(Records from a data collection)
+--

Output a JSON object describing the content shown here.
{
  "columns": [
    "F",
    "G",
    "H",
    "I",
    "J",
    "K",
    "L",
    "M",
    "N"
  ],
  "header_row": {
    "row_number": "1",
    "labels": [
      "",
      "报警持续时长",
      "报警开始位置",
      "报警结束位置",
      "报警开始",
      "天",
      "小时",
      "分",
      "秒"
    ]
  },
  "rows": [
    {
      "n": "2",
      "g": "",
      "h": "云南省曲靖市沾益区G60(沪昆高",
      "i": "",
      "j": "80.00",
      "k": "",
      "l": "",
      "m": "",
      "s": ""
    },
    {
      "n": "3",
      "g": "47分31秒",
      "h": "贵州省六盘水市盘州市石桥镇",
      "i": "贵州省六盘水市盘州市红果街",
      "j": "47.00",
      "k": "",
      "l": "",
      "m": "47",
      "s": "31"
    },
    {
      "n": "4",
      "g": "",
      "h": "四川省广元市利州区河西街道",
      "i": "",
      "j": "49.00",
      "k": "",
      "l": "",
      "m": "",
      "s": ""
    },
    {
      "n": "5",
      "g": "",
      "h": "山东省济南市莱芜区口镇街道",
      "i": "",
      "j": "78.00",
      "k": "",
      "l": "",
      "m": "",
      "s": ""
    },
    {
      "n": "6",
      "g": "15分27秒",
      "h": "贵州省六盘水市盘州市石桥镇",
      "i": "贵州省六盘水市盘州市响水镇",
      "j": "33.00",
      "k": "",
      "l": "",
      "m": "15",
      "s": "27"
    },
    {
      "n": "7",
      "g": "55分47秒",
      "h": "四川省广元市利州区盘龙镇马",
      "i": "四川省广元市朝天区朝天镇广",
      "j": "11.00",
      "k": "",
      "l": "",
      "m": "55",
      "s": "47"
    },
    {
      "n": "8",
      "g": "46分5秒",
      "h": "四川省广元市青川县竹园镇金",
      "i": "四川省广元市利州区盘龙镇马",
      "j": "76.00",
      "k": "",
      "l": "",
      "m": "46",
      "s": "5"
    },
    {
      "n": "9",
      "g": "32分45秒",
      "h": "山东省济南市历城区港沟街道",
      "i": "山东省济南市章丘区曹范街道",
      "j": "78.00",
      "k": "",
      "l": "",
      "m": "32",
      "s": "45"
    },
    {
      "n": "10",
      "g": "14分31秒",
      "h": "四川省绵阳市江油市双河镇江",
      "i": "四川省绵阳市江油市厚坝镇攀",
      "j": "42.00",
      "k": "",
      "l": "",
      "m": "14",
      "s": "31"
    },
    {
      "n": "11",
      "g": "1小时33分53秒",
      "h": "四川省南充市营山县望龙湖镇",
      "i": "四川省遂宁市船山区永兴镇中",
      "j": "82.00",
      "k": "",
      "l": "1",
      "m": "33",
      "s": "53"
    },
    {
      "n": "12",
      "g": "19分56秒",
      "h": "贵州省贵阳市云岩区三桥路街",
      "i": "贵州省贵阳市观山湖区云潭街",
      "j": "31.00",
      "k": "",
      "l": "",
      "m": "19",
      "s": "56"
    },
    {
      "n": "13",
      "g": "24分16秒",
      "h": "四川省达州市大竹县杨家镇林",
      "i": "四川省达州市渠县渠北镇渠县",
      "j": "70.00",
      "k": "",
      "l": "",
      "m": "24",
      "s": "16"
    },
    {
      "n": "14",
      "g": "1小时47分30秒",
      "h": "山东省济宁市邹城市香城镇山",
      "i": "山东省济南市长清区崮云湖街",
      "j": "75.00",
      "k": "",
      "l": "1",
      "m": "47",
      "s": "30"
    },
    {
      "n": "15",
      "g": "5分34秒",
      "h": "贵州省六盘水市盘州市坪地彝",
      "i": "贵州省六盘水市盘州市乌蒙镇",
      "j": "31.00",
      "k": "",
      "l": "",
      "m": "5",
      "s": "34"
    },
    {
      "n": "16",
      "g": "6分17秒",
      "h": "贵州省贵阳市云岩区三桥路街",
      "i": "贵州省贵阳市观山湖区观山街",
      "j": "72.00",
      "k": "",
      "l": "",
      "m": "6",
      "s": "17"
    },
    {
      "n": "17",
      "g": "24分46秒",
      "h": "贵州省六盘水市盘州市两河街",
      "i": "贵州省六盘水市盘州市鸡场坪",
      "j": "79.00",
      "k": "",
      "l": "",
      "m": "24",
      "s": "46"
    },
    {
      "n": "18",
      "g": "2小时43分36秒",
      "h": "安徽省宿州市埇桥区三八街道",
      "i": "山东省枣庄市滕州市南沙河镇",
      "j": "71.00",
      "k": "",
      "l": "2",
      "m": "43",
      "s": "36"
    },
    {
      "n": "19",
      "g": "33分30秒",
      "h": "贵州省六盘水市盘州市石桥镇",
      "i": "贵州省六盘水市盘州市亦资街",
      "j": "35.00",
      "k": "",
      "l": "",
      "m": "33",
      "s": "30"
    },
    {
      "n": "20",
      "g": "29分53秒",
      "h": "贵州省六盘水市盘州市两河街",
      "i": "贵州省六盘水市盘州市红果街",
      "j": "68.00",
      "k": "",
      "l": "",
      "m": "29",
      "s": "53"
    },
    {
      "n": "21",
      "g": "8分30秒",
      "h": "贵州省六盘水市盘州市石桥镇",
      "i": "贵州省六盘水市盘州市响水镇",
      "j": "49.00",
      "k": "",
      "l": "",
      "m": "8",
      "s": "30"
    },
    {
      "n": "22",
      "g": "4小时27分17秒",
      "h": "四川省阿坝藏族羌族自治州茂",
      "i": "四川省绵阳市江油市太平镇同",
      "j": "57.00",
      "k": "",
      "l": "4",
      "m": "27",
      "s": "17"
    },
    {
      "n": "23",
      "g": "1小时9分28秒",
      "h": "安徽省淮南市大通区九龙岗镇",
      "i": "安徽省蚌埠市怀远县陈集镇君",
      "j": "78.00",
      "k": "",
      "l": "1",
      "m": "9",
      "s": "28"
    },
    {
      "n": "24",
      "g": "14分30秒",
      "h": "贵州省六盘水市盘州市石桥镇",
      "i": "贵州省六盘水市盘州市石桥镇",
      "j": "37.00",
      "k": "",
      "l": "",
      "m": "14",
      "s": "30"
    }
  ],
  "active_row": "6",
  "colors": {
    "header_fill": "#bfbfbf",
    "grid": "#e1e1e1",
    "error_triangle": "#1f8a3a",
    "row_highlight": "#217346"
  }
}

+--

--- Given problem ---
Without leaving anything out, give the entries again exactly.

--- Complete answer ---
Output a JSON object describing the content shown here.
{
  "columns": [
    "F",
    "G",
    "H",
    "I",
    "J",
    "K",
    "L",
    "M",
    "N"
  ],
  "header_row": {
    "row_number": "1",
    "labels": [
      "",
      "报警持续时长",
      "报警开始位置",
      "报警结束位置",
      "报警开始",
      "天",
      "小时",
      "分",
      "秒"
    ]
  },
  "rows": [
    {
      "n": "2",
      "g": "",
      "h": "云南省曲靖市沾益区G60(沪昆高",
      "i": "",
      "j": "80.00",
      "k": "",
      "l": "",
      "m": "",
      "s": ""
    },
    {
      "n": "3",
      "g": "47分31秒",
      "h": "贵州省六盘水市盘州市石桥镇",
      "i": "贵州省六盘水市盘州市红果街",
      "j": "47.00",
      "k": "",
      "l": "",
      "m": "47",
      "s": "31"
    },
    {
      "n": "4",
      "g": "",
      "h": "四川省广元市利州区河西街道",
      "i": "",
      "j": "49.00",
      "k": "",
      "l": "",
      "m": "",
      "s": ""
    },
    {
      "n": "5",
      "g": "",
      "h": "山东省济南市莱芜区口镇街道",
      "i": "",
      "j": "78.00",
      "k": "",
      "l": "",
      "m": "",
      "s": ""
    },
    {
      "n": "6",
      "g": "15分27秒",
      "h": "贵州省六盘水市盘州市石桥镇",
      "i": "贵州省六盘水市盘州市响水镇",
      "j": "33.00",
      "k": "",
      "l": "",
      "m": "15",
      "s": "27"
    },
    {
      "n": "7",
      "g": "55分47秒",
      "h": "四川省广元市利州区盘龙镇马",
      "i": "四川省广元市朝天区朝天镇广",
      "j": "11.00",
      "k": "",
      "l": "",
      "m": "55",
      "s": "47"
    },
    {
      "n": "8",
      "g": "46分5秒",
      "h": "四川省广元市青川县竹园镇金",
      "i": "四川省广元市利州区盘龙镇马",
      "j": "76.00",
      "k": "",
      "l": "",
      "m": "46",
      "s": "5"
    },
    {
      "n": "9",
      "g": "32分45秒",
      "h": "山东省济南市历城区港沟街道",
      "i": "山东省济南市章丘区曹范街道",
      "j": "78.00",
      "k": "",
      "l": "",
      "m": "32",
      "s": "45"
    },
    {
      "n": "10",
      "g": "14分31秒",
      "h": "四川省绵阳市江油市双河镇江",
      "i": "四川省绵阳市江油市厚坝镇攀",
      "j": "42.00",
      "k": "",
      "l": "",
      "m": "14",
      "s": "31"
    },
    {
      "n": "11",
      "g": "1小时33分53秒",
      "h": "四川省南充市营山县望龙湖镇",
      "i": "四川省遂宁市船山区永兴镇中",
      "j": "82.00",
      "k": "",
      "l": "1",
      "m": "33",
      "s": "53"
    },
    {
      "n": "12",
      "g": "19分56秒",
      "h": "贵州省贵阳市云岩区三桥路街",
      "i": "贵州省贵阳市观山湖区云潭街",
      "j": "31.00",
      "k": "",
      "l": "",
      "m": "19",
      "s": "56"
    },
    {
      "n": "13",
      "g": "24分16秒",
      "h": "四川省达州市大竹县杨家镇林",
      "i": "四川省达州市渠县渠北镇渠县",
      "j": "70.00",
      "k": "",
      "l": "",
      "m": "24",
      "s": "16"
    },
    {
      "n": "14",
      "g": "1小时47分30秒",
      "h": "山东省济宁市邹城市香城镇山",
      "i": "山东省济南市长清区崮云湖街",
      "j": "75.00",
      "k": "",
      "l": "1",
      "m": "47",
      "s": "30"
    },
    {
      "n": "15",
      "g": "5分34秒",
      "h": "贵州省六盘水市盘州市坪地彝",
      "i": "贵州省六盘水市盘州市乌蒙镇",
      "j": "31.00",
      "k": "",
      "l": "",
      "m": "5",
      "s": "34"
    },
    {
      "n": "16",
      "g": "6分17秒",
      "h": "贵州省贵阳市云岩区三桥路街",
      "i": "贵州省贵阳市观山湖区观山街",
      "j": "72.00",
      "k": "",
      "l": "",
      "m": "6",
      "s": "17"
    },
    {
      "n": "17",
      "g": "24分46秒",
      "h": "贵州省六盘水市盘州市两河街",
      "i": "贵州省六盘水市盘州市鸡场坪",
      "j": "79.00",
      "k": "",
      "l": "",
      "m": "24",
      "s": "46"
    },
    {
      "n": "18",
      "g": "2小时43分36秒",
      "h": "安徽省宿州市埇桥区三八街道",
      "i": "山东省枣庄市滕州市南沙河镇",
      "j": "71.00",
      "k": "",
      "l": "2",
      "m": "43",
      "s": "36"
    },
    {
      "n": "19",
      "g": "33分30秒",
      "h": "贵州省六盘水市盘州市石桥镇",
      "i": "贵州省六盘水市盘州市亦资街",
      "j": "35.00",
      "k": "",
      "l": "",
      "m": "33",
      "s": "30"
    },
    {
      "n": "20",
      "g": "29分53秒",
      "h": "贵州省六盘水市盘州市两河街",
      "i": "贵州省六盘水市盘州市红果街",
      "j": "68.00",
      "k": "",
      "l": "",
      "m": "29",
      "s": "53"
    },
    {
      "n": "21",
      "g": "8分30秒",
      "h": "贵州省六盘水市盘州市石桥镇",
      "i": "贵州省六盘水市盘州市响水镇",
      "j": "49.00",
      "k": "",
      "l": "",
      "m": "8",
      "s": "30"
    },
    {
      "n": "22",
      "g": "4小时27分17秒",
      "h": "四川省阿坝藏族羌族自治州茂",
      "i": "四川省绵阳市江油市太平镇同",
      "j": "57.00",
      "k": "",
      "l": "4",
      "m": "27",
      "s": "17"
    },
    {
      "n": "23",
      "g": "1小时9分28秒",
      "h": "安徽省淮南市大通区九龙岗镇",
      "i": "安徽省蚌埠市怀远县陈集镇君",
      "j": "78.00",
      "k": "",
      "l": "1",
      "m": "9",
      "s": "28"
    },
    {
      "n": "24",
      "g": "14分30秒",
      "h": "贵州省六盘水市盘州市石桥镇",
      "i": "贵州省六盘水市盘州市石桥镇",
      "j": "37.00",
      "k": "",
      "l": "",
      "m": "14",
      "s": "30"
    }
  ],
  "active_row": "6",
  "colors": {
    "header_fill": "#bfbfbf",
    "grid": "#e1e1e1",
    "error_triangle": "#1f8a3a",
    "row_highlight": "#217346"
  }
}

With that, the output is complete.